• Given problem: Count, in the entries below, the lines in which "name" occurs. Give the number, nothing more.

-- Data for the task start --

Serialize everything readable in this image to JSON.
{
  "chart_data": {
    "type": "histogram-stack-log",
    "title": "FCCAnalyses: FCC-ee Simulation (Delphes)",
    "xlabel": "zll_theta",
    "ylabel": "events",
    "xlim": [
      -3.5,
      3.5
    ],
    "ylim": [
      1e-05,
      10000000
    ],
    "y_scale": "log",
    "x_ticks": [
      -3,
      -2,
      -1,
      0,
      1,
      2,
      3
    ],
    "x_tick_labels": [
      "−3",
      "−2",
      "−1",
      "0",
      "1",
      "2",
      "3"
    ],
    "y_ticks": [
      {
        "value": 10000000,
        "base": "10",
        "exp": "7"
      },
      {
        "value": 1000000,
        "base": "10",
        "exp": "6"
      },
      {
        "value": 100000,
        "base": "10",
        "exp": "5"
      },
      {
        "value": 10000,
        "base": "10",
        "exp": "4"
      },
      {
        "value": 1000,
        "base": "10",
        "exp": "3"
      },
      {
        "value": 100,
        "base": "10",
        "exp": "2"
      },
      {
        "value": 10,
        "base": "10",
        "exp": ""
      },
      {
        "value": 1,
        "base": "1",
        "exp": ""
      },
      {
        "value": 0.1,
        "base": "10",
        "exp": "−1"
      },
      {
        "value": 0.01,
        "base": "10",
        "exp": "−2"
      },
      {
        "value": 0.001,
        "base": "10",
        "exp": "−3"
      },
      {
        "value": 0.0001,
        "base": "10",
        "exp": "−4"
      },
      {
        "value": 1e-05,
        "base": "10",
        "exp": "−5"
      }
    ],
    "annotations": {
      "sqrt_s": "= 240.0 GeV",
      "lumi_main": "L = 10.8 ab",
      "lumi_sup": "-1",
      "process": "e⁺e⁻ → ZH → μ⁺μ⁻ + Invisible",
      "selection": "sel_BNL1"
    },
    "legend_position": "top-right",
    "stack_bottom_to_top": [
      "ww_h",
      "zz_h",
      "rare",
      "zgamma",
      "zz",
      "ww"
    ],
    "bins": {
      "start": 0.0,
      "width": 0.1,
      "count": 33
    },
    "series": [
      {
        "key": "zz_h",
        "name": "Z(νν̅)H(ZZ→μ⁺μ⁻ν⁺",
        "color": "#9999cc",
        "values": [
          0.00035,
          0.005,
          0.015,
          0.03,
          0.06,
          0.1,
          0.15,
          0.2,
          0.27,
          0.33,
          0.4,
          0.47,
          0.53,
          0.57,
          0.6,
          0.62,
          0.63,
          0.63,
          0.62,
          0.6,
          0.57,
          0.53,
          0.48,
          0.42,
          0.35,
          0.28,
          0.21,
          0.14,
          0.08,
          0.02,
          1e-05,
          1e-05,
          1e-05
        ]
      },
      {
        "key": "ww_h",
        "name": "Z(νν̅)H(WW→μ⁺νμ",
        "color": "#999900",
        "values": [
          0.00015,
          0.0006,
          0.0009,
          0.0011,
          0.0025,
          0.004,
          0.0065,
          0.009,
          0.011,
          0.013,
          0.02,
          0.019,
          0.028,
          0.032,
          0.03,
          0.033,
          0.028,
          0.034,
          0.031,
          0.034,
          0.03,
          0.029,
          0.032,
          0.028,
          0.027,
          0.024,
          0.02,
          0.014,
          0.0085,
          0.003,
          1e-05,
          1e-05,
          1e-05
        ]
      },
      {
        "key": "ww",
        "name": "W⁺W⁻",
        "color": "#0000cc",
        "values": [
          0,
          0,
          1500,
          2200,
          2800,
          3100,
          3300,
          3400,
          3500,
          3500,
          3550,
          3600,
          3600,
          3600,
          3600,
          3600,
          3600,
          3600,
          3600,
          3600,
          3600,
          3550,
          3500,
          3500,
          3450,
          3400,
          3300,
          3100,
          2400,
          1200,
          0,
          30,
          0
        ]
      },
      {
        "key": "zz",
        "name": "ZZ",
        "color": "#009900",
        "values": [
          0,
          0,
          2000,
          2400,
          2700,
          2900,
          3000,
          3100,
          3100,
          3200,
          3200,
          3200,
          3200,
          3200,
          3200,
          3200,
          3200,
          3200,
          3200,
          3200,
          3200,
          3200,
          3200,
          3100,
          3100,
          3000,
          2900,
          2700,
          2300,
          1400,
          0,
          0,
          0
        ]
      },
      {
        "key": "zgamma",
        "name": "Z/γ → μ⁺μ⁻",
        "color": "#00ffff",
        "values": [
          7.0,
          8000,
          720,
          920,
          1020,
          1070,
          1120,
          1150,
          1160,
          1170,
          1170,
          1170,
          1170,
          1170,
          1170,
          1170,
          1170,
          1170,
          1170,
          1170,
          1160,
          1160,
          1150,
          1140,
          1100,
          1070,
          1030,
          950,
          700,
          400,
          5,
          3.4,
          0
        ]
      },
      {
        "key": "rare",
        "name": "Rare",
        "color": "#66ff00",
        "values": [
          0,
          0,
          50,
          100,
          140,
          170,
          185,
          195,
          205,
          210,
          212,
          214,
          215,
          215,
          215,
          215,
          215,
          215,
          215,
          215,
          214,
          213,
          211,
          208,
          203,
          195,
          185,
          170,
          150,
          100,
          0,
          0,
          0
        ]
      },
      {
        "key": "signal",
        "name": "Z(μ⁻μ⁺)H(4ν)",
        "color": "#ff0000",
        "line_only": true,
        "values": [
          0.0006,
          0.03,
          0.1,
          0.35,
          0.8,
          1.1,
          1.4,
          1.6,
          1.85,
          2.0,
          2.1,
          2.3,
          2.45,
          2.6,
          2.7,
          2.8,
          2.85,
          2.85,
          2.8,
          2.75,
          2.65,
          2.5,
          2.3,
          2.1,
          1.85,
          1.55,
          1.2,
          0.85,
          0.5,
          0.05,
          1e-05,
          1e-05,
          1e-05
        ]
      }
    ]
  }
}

-- Data for the task end --

• Exercise result: 7